> _Your task_: List, from the lines below, each one with "this" in it.

(Data entries)
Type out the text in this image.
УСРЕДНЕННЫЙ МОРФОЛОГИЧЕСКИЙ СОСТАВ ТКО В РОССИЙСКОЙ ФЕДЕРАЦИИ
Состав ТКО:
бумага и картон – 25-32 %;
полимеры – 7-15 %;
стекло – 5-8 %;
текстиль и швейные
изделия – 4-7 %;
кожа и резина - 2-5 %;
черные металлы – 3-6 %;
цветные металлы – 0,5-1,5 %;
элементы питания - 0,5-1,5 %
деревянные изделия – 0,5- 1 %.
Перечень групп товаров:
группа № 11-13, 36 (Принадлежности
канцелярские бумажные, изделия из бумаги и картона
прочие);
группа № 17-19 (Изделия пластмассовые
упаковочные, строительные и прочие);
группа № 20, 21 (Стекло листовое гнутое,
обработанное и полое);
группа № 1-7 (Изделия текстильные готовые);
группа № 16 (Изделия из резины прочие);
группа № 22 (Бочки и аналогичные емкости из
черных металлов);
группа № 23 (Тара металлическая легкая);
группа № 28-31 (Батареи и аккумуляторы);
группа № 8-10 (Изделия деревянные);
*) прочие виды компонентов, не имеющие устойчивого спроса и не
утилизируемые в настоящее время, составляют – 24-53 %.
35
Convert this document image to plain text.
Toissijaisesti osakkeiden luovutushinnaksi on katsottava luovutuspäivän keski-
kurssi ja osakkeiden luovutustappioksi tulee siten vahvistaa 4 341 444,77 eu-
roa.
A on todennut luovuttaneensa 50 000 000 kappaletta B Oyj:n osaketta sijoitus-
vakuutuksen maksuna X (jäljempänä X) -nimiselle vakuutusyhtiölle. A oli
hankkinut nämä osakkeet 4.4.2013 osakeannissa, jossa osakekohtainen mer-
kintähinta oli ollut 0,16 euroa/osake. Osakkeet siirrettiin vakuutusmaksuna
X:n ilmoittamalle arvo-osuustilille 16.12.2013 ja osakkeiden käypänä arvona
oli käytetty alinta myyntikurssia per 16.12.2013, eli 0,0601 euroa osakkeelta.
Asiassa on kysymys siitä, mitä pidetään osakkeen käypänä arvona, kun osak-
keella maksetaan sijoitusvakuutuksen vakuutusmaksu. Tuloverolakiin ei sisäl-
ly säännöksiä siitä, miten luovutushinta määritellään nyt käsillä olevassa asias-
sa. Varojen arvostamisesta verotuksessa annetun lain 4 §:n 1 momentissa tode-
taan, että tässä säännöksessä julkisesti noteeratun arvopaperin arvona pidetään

> _Response to the exercise_:
Type out the text in this image.
Convert this document image to plain text.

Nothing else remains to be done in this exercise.